**Input data:**
#####

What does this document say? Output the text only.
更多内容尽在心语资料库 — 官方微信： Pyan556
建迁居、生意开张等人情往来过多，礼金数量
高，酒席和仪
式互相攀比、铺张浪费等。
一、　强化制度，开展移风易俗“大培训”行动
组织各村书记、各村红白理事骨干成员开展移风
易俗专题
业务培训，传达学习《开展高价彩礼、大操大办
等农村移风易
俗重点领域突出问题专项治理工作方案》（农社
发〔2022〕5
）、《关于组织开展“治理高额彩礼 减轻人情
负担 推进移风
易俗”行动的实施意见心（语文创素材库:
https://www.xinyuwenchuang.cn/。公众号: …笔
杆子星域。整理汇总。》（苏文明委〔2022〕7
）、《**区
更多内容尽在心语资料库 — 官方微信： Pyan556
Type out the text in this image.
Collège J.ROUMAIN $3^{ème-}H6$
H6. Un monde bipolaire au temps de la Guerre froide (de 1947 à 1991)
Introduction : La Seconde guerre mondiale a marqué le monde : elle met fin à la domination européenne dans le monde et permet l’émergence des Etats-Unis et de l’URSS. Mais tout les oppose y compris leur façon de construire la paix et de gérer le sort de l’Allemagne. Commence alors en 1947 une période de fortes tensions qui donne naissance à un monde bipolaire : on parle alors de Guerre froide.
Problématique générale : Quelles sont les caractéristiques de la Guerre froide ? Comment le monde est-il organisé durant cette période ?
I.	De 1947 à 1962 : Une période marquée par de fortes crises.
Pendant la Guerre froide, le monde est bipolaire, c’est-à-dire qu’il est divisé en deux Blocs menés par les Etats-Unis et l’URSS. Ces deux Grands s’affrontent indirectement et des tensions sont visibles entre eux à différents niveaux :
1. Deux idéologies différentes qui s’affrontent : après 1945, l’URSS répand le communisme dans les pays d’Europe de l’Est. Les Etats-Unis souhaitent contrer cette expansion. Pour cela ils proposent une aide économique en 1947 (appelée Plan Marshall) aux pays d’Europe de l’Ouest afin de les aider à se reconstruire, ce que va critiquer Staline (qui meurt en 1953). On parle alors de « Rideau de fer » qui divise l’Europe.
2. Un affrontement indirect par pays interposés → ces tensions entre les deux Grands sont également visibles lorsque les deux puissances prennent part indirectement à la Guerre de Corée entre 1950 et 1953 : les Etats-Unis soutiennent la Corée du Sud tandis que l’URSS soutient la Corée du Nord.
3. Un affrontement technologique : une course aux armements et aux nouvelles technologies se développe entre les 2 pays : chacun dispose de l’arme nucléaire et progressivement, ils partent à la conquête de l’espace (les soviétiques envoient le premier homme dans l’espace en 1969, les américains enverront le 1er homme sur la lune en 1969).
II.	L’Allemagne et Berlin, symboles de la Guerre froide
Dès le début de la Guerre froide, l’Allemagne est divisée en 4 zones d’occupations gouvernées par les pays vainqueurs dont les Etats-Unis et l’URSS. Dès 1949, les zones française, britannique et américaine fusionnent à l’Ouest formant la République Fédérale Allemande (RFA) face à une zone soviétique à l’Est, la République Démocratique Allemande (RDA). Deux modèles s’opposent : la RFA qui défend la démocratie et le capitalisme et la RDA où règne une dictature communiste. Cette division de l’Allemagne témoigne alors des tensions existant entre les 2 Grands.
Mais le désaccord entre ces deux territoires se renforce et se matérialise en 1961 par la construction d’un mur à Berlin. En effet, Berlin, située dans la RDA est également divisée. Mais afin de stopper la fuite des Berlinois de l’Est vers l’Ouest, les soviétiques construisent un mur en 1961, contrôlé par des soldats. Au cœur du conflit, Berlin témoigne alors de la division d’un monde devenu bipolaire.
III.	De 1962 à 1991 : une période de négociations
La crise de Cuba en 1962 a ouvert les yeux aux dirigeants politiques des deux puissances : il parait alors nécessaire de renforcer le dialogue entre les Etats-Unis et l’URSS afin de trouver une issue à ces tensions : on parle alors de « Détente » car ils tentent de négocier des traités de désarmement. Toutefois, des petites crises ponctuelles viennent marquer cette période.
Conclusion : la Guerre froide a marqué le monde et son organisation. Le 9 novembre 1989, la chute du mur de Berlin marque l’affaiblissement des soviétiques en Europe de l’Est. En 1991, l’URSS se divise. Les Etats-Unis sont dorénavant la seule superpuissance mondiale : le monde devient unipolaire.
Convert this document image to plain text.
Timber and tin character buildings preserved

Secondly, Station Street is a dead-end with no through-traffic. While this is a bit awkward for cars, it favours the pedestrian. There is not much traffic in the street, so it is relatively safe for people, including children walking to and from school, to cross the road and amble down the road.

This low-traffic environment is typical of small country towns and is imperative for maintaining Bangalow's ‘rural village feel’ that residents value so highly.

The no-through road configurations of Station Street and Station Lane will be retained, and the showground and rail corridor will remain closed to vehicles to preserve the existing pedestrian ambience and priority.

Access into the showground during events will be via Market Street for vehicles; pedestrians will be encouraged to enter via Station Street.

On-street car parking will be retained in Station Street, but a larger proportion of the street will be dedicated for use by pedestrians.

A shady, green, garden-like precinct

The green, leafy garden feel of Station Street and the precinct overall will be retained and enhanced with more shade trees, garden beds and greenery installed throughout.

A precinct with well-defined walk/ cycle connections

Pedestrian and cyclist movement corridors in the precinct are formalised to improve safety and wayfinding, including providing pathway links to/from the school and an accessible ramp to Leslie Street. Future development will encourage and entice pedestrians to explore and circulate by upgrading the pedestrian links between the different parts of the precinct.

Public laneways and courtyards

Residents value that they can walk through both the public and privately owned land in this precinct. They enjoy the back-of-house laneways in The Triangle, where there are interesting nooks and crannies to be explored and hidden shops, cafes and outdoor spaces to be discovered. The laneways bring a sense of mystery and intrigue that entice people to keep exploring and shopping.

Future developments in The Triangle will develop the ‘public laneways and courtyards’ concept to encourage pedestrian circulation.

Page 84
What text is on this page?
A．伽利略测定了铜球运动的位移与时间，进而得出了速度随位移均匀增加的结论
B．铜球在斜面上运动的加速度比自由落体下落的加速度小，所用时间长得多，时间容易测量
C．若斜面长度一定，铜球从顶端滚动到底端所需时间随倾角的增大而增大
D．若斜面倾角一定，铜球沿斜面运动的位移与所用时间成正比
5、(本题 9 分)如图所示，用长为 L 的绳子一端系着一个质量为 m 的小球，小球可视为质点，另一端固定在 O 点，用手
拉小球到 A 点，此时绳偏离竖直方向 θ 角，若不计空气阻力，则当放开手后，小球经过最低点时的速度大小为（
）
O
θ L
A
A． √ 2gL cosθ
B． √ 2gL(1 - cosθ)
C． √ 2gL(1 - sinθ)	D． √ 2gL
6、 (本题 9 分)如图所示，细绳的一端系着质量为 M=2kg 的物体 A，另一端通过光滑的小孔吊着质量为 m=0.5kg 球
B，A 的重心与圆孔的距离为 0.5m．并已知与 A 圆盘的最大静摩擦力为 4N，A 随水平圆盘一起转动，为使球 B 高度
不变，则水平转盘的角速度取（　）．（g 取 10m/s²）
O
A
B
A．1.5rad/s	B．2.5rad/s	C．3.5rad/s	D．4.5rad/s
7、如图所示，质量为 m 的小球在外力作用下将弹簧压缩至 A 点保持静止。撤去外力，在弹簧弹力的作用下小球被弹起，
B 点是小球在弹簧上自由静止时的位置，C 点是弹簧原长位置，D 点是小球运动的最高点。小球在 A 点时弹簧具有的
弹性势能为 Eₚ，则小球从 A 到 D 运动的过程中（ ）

#####

**Exercise:**
How many of the lines above contain the string "that"? Give the number only.

**Task response:**
2